> [AVAILABLE RECORDS]:
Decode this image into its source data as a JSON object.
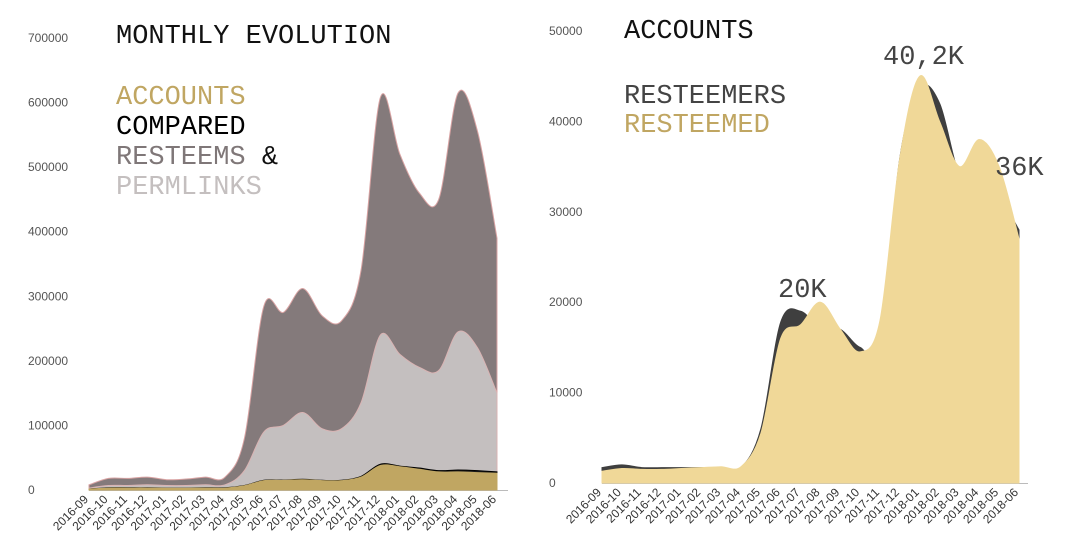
{
  "chart_data": [
    {
      "type": "area",
      "title": "MONTHLY EVOLUTION",
      "legend_lines": [
        {
          "text": "ACCOUNTS",
          "color": "#c0a662"
        },
        {
          "text": "COMPARED",
          "color": "#000000"
        },
        {
          "text": "RESTEEMS",
          "color": "#7f7778",
          "suffix": " &"
        },
        {
          "text": "PERMLINKS",
          "color": "#c4bfbf"
        }
      ],
      "yticks": [
        0,
        100000,
        200000,
        300000,
        400000,
        500000,
        600000,
        700000
      ],
      "ylim": [
        0,
        700000
      ],
      "x": [
        "2016-09",
        "2016-10",
        "2016-11",
        "2016-12",
        "2017-01",
        "2017-02",
        "2017-03",
        "2017-04",
        "2017-05",
        "2017-06",
        "2017-07",
        "2017-08",
        "2017-09",
        "2017-10",
        "2017-11",
        "2017-12",
        "2018-01",
        "2018-02",
        "2018-03",
        "2018-04",
        "2018-05",
        "2018-06"
      ],
      "series": [
        {
          "name": "RESTEEMS",
          "color": "#847a7b",
          "edge": "#d9a3a3",
          "values": [
            8000,
            18000,
            18000,
            20000,
            16000,
            17000,
            20000,
            20000,
            80000,
            285000,
            275000,
            312000,
            270000,
            262000,
            340000,
            608000,
            520000,
            460000,
            450000,
            615000,
            555000,
            390000
          ]
        },
        {
          "name": "PERMLINKS",
          "color": "#c4bfbf",
          "edge": "#d9b3b3",
          "values": [
            3000,
            7000,
            7000,
            8000,
            7000,
            7000,
            8000,
            8000,
            30000,
            90000,
            100000,
            120000,
            95000,
            95000,
            135000,
            240000,
            210000,
            190000,
            185000,
            245000,
            220000,
            150000
          ]
        },
        {
          "name": "COMPARED",
          "color": "#1a1a1a",
          "edge": "#000000",
          "values": [
            1500,
            3500,
            3500,
            3500,
            3000,
            3000,
            3500,
            3500,
            7000,
            15000,
            15500,
            16500,
            15000,
            15000,
            21000,
            40000,
            37000,
            34000,
            30000,
            31000,
            30000,
            28000
          ]
        },
        {
          "name": "ACCOUNTS",
          "color": "#c0a662",
          "edge": "#c0a662",
          "values": [
            1500,
            3000,
            3000,
            3000,
            2800,
            2800,
            3000,
            3000,
            6500,
            14500,
            15000,
            16000,
            14500,
            14500,
            20000,
            38000,
            36000,
            32000,
            28000,
            28000,
            27000,
            26000
          ]
        }
      ]
    },
    {
      "type": "area",
      "title": "ACCOUNTS",
      "legend_lines": [
        {
          "text": "RESTEEMERS",
          "color": "#444444"
        },
        {
          "text": "RESTEEMED",
          "color": "#c0a662"
        }
      ],
      "yticks": [
        0,
        10000,
        20000,
        30000,
        40000,
        50000
      ],
      "ylim": [
        0,
        50000
      ],
      "x": [
        "2016-09",
        "2016-10",
        "2016-11",
        "2016-12",
        "2017-01",
        "2017-02",
        "2017-03",
        "2017-04",
        "2017-05",
        "2017-06",
        "2017-07",
        "2017-08",
        "2017-09",
        "2017-10",
        "2017-11",
        "2017-12",
        "2018-01",
        "2018-02",
        "2018-03",
        "2018-04",
        "2018-05",
        "2018-06"
      ],
      "annotations": [
        "20K",
        "40,2K",
        "36K"
      ],
      "series": [
        {
          "name": "RESTEEMERS",
          "color": "#3f3f3f",
          "values": [
            1700,
            2000,
            1700,
            1700,
            1700,
            1700,
            1700,
            1700,
            6000,
            17800,
            19000,
            17000,
            17000,
            15000,
            15500,
            36000,
            43700,
            42000,
            34000,
            32000,
            31500,
            28000
          ]
        },
        {
          "name": "RESTEEMED",
          "color": "#f0d898",
          "values": [
            1300,
            1600,
            1500,
            1500,
            1600,
            1700,
            1800,
            1800,
            5500,
            16000,
            17500,
            20000,
            17000,
            14500,
            18000,
            36000,
            45000,
            40000,
            35000,
            38000,
            35000,
            27000
          ]
        }
      ]
    }
  ]
}
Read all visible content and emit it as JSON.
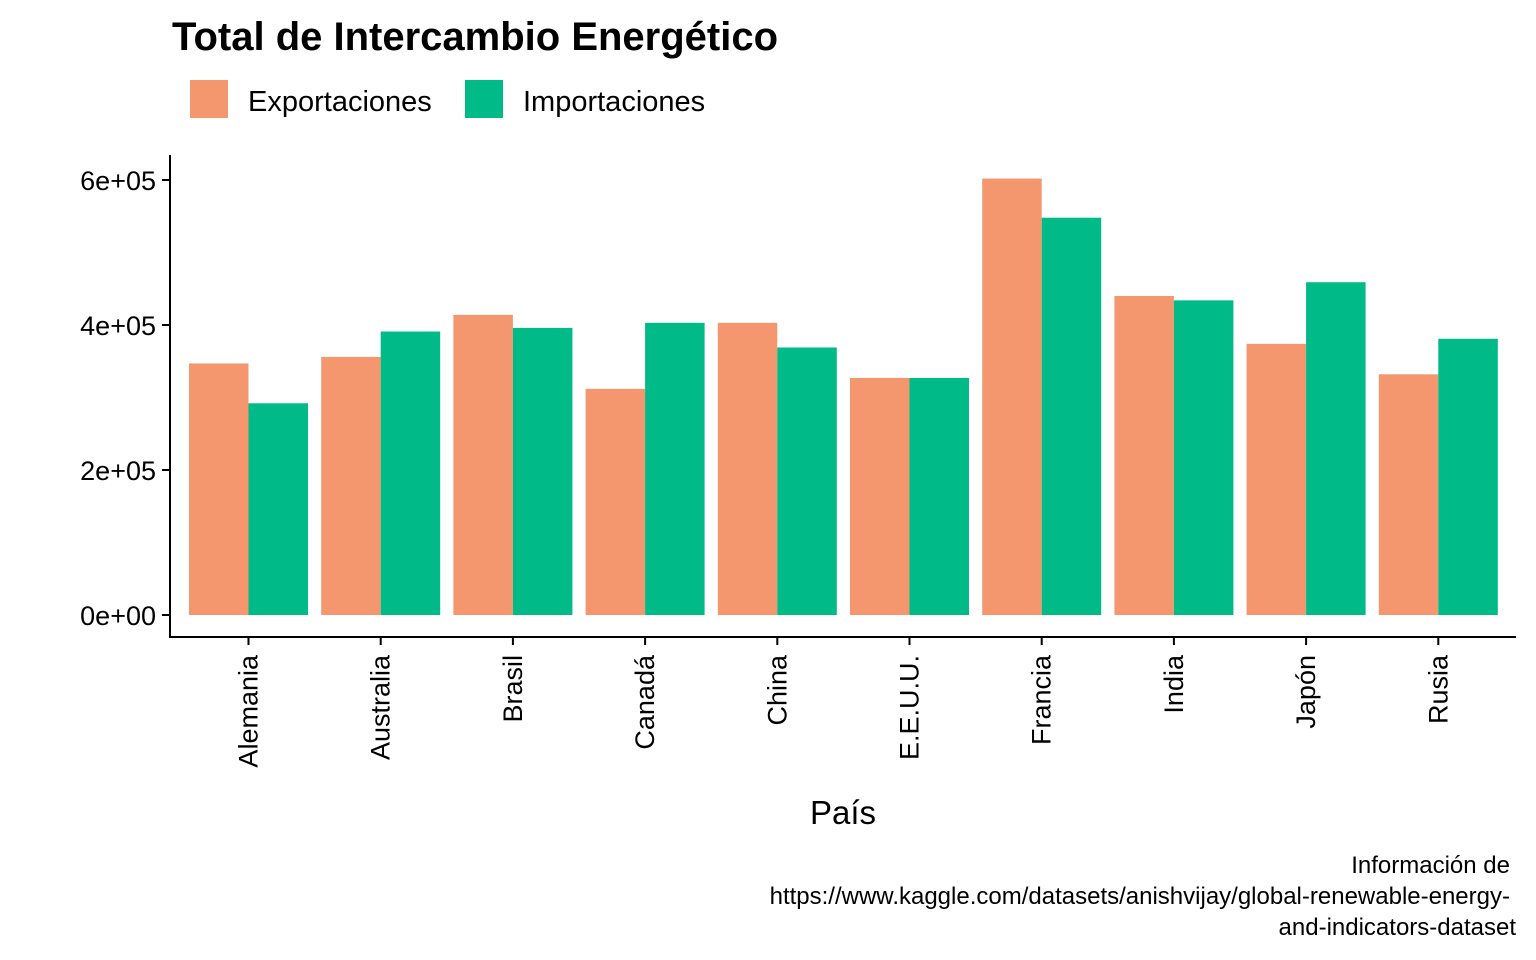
{
  "chart_data": {
    "type": "bar",
    "title": "Total de Intercambio Energético",
    "xlabel": "País",
    "ylabel": "",
    "categories": [
      "Alemania",
      "Australia",
      "Brasil",
      "Canadá",
      "China",
      "E.E.U.U.",
      "Francia",
      "India",
      "Japón",
      "Rusia"
    ],
    "series": [
      {
        "name": "Exportaciones",
        "color": "#F4976F",
        "values": [
          347000,
          356000,
          414000,
          312000,
          403000,
          327000,
          602000,
          440000,
          374000,
          332000
        ]
      },
      {
        "name": "Importaciones",
        "color": "#00BA87",
        "values": [
          292000,
          391000,
          396000,
          403000,
          369000,
          327000,
          548000,
          434000,
          459000,
          381000
        ]
      }
    ],
    "ylim": [
      0,
      630000
    ],
    "yticks": [
      0,
      200000,
      400000,
      600000
    ],
    "ytick_labels": [
      "0e+00",
      "2e+05",
      "4e+05",
      "6e+05"
    ],
    "legend_position": "top-left",
    "grid": false,
    "caption": [
      "Información de",
      "https://www.kaggle.com/datasets/anishvijay/global-renewable-energy-",
      "and-indicators-dataset"
    ]
  }
}
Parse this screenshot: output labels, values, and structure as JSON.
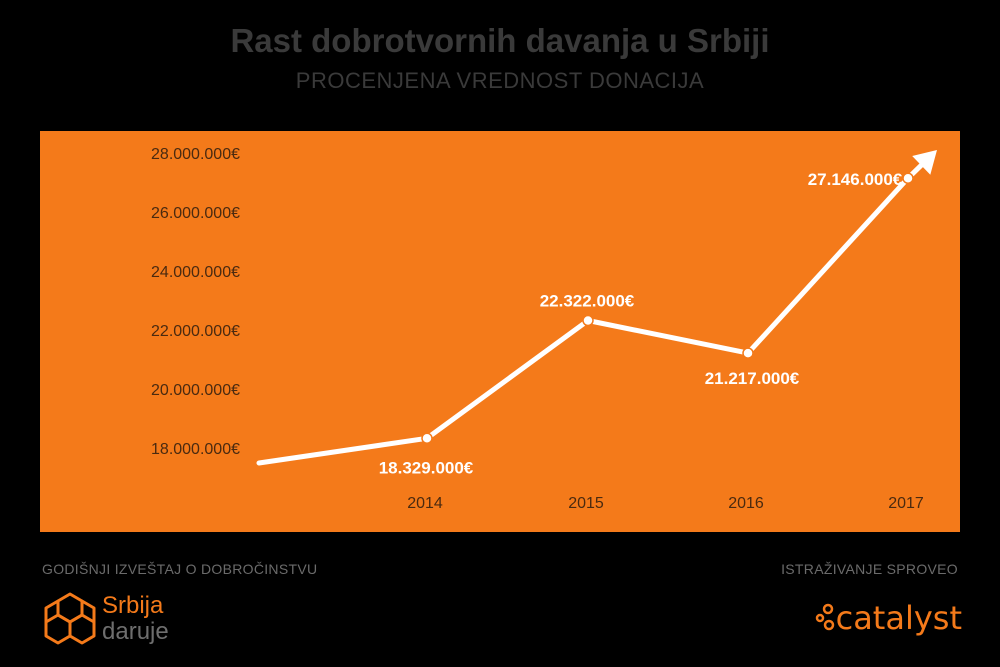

> [WHAT IS REQUIRED]: Read the entries above, then pull out the lines that include "text".

> [EXPECTED OUTPUT]:
          "text": "ACCOUNTS",
          "text": "COMPARED",
          "text": "RESTEEMS",
          "text": "PERMLINKS",
          "text": "RESTEEMERS",
          "text": "RESTEEMED",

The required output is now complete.